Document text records
= Beginning of Section =
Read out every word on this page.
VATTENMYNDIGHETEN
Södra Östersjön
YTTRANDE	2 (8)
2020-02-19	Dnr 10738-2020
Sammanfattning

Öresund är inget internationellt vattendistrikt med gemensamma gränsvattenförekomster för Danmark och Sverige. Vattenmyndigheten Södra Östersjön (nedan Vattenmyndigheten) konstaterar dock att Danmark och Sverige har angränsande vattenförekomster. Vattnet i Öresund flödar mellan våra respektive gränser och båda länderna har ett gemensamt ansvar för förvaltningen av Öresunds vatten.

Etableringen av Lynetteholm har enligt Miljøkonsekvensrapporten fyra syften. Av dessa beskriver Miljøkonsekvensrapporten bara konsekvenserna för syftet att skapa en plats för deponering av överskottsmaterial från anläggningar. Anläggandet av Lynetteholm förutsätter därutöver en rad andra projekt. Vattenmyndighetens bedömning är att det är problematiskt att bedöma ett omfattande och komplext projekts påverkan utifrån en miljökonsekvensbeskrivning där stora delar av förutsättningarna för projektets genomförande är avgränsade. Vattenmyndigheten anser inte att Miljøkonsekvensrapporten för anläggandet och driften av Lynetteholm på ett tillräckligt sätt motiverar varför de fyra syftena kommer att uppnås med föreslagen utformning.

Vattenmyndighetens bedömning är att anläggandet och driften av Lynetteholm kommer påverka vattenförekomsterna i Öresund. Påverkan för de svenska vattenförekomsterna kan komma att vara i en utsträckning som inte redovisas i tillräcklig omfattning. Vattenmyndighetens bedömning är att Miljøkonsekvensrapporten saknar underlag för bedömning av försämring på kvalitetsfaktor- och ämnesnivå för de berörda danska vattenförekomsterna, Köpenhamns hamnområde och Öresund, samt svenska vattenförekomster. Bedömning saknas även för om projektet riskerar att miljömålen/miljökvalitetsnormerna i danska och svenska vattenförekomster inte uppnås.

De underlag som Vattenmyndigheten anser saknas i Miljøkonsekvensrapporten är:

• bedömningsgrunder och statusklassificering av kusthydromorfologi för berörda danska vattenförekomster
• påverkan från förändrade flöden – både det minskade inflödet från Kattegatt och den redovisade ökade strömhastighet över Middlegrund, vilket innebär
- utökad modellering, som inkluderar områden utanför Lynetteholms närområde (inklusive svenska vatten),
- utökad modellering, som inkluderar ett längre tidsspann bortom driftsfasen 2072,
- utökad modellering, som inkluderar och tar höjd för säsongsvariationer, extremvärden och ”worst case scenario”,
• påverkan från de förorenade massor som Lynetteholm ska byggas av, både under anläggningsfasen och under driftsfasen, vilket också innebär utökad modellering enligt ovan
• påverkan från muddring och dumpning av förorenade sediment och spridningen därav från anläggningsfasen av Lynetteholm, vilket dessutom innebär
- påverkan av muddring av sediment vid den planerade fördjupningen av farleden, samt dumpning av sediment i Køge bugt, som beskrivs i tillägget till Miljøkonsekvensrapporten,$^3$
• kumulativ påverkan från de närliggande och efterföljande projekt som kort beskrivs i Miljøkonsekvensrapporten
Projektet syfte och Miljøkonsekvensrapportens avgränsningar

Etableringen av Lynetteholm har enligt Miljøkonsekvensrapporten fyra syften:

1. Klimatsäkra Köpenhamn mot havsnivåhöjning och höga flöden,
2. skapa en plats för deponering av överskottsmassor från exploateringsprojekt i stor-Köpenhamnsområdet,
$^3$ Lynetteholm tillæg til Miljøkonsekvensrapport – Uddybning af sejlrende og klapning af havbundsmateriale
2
= End of Section =
Task: The response should consist of all the entries, copied without any alteration.

Task answer:
Read out every word on this page.
VATTENMYNDIGHETEN
Södra Östersjön
YTTRANDE	2 (8)
2020-02-19	Dnr 10738-2020
Sammanfattning

Öresund är inget internationellt vattendistrikt med gemensamma gränsvattenförekomster för Danmark och Sverige. Vattenmyndigheten Södra Östersjön (nedan Vattenmyndigheten) konstaterar dock att Danmark och Sverige har angränsande vattenförekomster. Vattnet i Öresund flödar mellan våra respektive gränser och båda länderna har ett gemensamt ansvar för förvaltningen av Öresunds vatten.

Etableringen av Lynetteholm har enligt Miljøkonsekvensrapporten fyra syften. Av dessa beskriver Miljøkonsekvensrapporten bara konsekvenserna för syftet att skapa en plats för deponering av överskottsmaterial från anläggningar. Anläggandet av Lynetteholm förutsätter därutöver en rad andra projekt. Vattenmyndighetens bedömning är att det är problematiskt att bedöma ett omfattande och komplext projekts påverkan utifrån en miljökonsekvensbeskrivning där stora delar av förutsättningarna för projektets genomförande är avgränsade. Vattenmyndigheten anser inte att Miljøkonsekvensrapporten för anläggandet och driften av Lynetteholm på ett tillräckligt sätt motiverar varför de fyra syftena kommer att uppnås med föreslagen utformning.

Vattenmyndighetens bedömning är att anläggandet och driften av Lynetteholm kommer påverka vattenförekomsterna i Öresund. Påverkan för de svenska vattenförekomsterna kan komma att vara i en utsträckning som inte redovisas i tillräcklig omfattning. Vattenmyndighetens bedömning är att Miljøkonsekvensrapporten saknar underlag för bedömning av försämring på kvalitetsfaktor- och ämnesnivå för de berörda danska vattenförekomsterna, Köpenhamns hamnområde och Öresund, samt svenska vattenförekomster. Bedömning saknas även för om projektet riskerar att miljömålen/miljökvalitetsnormerna i danska och svenska vattenförekomster inte uppnås.

De underlag som Vattenmyndigheten anser saknas i Miljøkonsekvensrapporten är:

• bedömningsgrunder och statusklassificering av kusthydromorfologi för berörda danska vattenförekomster
• påverkan från förändrade flöden – både det minskade inflödet från Kattegatt och den redovisade ökade strömhastighet över Middlegrund, vilket innebär
- utökad modellering, som inkluderar områden utanför Lynetteholms närområde (inklusive svenska vatten),
- utökad modellering, som inkluderar ett längre tidsspann bortom driftsfasen 2072,
- utökad modellering, som inkluderar och tar höjd för säsongsvariationer, extremvärden och ”worst case scenario”,
• påverkan från de förorenade massor som Lynetteholm ska byggas av, både under anläggningsfasen och under driftsfasen, vilket också innebär utökad modellering enligt ovan
• påverkan från muddring och dumpning av förorenade sediment och spridningen därav från anläggningsfasen av Lynetteholm, vilket dessutom innebär
- påverkan av muddring av sediment vid den planerade fördjupningen av farleden, samt dumpning av sediment i Køge bugt, som beskrivs i tillägget till Miljøkonsekvensrapporten,$^3$
• kumulativ påverkan från de närliggande och efterföljande projekt som kort beskrivs i Miljøkonsekvensrapporten
Projektet syfte och Miljøkonsekvensrapportens avgränsningar

Etableringen av Lynetteholm har enligt Miljøkonsekvensrapporten fyra syften:

1. Klimatsäkra Köpenhamn mot havsnivåhöjning och höga flöden,
2. skapa en plats för deponering av överskottsmassor från exploateringsprojekt i stor-Köpenhamnsområdet,
$^3$ Lynetteholm tillæg til Miljøkonsekvensrapport – Uddybning af sejlrende og klapning af havbundsmateriale
2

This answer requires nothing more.